▼

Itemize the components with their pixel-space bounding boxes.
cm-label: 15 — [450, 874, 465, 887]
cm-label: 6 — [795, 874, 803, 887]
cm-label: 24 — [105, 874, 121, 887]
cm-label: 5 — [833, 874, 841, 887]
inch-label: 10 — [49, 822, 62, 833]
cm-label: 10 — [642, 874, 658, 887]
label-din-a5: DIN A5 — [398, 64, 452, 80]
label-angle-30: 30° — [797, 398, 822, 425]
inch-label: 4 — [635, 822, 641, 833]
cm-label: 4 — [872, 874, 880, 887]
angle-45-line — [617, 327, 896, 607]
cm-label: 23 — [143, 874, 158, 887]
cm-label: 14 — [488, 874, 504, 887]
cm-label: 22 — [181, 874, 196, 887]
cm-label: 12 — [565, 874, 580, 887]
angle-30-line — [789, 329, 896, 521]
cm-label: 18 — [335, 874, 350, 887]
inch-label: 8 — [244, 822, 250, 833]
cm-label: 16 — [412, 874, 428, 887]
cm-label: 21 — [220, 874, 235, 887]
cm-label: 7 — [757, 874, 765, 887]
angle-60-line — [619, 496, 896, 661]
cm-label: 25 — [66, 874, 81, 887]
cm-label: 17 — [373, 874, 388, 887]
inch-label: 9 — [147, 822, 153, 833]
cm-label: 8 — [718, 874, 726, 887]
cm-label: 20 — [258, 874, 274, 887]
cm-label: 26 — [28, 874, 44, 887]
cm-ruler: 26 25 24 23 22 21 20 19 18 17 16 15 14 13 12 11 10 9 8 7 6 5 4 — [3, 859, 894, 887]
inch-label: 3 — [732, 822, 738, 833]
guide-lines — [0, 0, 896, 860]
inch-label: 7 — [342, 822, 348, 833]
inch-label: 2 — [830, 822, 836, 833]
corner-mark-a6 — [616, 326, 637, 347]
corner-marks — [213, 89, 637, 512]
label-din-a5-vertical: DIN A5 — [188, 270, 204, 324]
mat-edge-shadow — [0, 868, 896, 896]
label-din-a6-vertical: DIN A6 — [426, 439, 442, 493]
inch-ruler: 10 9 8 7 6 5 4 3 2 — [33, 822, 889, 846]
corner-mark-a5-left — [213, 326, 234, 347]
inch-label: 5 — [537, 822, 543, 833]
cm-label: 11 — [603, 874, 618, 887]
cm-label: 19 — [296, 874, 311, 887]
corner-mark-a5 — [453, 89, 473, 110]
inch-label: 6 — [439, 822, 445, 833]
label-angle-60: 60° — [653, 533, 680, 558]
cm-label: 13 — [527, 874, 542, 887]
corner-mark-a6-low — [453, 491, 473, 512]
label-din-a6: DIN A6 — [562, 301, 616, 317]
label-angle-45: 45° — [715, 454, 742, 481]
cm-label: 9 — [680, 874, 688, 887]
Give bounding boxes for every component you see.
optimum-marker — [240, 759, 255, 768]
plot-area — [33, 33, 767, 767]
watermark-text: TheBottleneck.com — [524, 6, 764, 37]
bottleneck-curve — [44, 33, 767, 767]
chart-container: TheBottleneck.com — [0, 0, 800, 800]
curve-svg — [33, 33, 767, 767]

▲

## STATED EXERCISE
Put every line of the material above into a numbered list, leaving out any blank lines.

## RESULT FOR THIS EXERCISE
1. Itemize the components with their pixel-space bounding boxes.
2. cm-label: 15 — [450, 874, 465, 887]
3. cm-label: 6 — [795, 874, 803, 887]
4. cm-label: 24 — [105, 874, 121, 887]
5. cm-label: 5 — [833, 874, 841, 887]
6. inch-label: 10 — [49, 822, 62, 833]
7. cm-label: 10 — [642, 874, 658, 887]
8. label-din-a5: DIN A5 — [398, 64, 452, 80]
9. label-angle-30: 30° — [797, 398, 822, 425]
10. inch-label: 4 — [635, 822, 641, 833]
11. cm-label: 4 — [872, 874, 880, 887]
12. angle-45-line — [617, 327, 896, 607]
13. cm-label: 23 — [143, 874, 158, 887]
14. cm-label: 14 — [488, 874, 504, 887]
15. cm-label: 22 — [181, 874, 196, 887]
16. cm-label: 12 — [565, 874, 580, 887]
17. angle-30-line — [789, 329, 896, 521]
18. cm-label: 18 — [335, 874, 350, 887]
19. inch-label: 8 — [244, 822, 250, 833]
20. cm-label: 16 — [412, 874, 428, 887]
21. cm-label: 21 — [220, 874, 235, 887]
22. cm-label: 7 — [757, 874, 765, 887]
23. angle-60-line — [619, 496, 896, 661]
24. cm-label: 25 — [66, 874, 81, 887]
25. cm-label: 17 — [373, 874, 388, 887]
26. inch-label: 9 — [147, 822, 153, 833]
27. cm-label: 8 — [718, 874, 726, 887]
28. cm-label: 20 — [258, 874, 274, 887]
29. cm-label: 26 — [28, 874, 44, 887]
30. cm-ruler: 26 25 24 23 22 21 20 19 18 17 16 15 14 13 12 11 10 9 8 7 6 5 4 — [3, 859, 894, 887]
31. inch-label: 3 — [732, 822, 738, 833]
32. guide-lines — [0, 0, 896, 860]
33. inch-label: 7 — [342, 822, 348, 833]
34. inch-label: 2 — [830, 822, 836, 833]
35. corner-mark-a6 — [616, 326, 637, 347]
36. corner-marks — [213, 89, 637, 512]
37. label-din-a5-vertical: DIN A5 — [188, 270, 204, 324]
38. mat-edge-shadow — [0, 868, 896, 896]
39. label-din-a6-vertical: DIN A6 — [426, 439, 442, 493]
40. inch-ruler: 10 9 8 7 6 5 4 3 2 — [33, 822, 889, 846]
41. corner-mark-a5-left — [213, 326, 234, 347]
42. inch-label: 5 — [537, 822, 543, 833]
43. cm-label: 11 — [603, 874, 618, 887]
44. cm-label: 19 — [296, 874, 311, 887]
45. corner-mark-a5 — [453, 89, 473, 110]
46. inch-label: 6 — [439, 822, 445, 833]
47. label-angle-60: 60° — [653, 533, 680, 558]
48. cm-label: 13 — [527, 874, 542, 887]
49. corner-mark-a6-low — [453, 491, 473, 512]
50. label-din-a6: DIN A6 — [562, 301, 616, 317]
51. label-angle-45: 45° — [715, 454, 742, 481]
52. cm-label: 9 — [680, 874, 688, 887]
53. Give bounding boxes for every component you see.
54. optimum-marker — [240, 759, 255, 768]
55. plot-area — [33, 33, 767, 767]
56. watermark-text: TheBottleneck.com — [524, 6, 764, 37]
57. bottleneck-curve — [44, 33, 767, 767]
58. chart-container: TheBottleneck.com — [0, 0, 800, 800]
59. curve-svg — [33, 33, 767, 767]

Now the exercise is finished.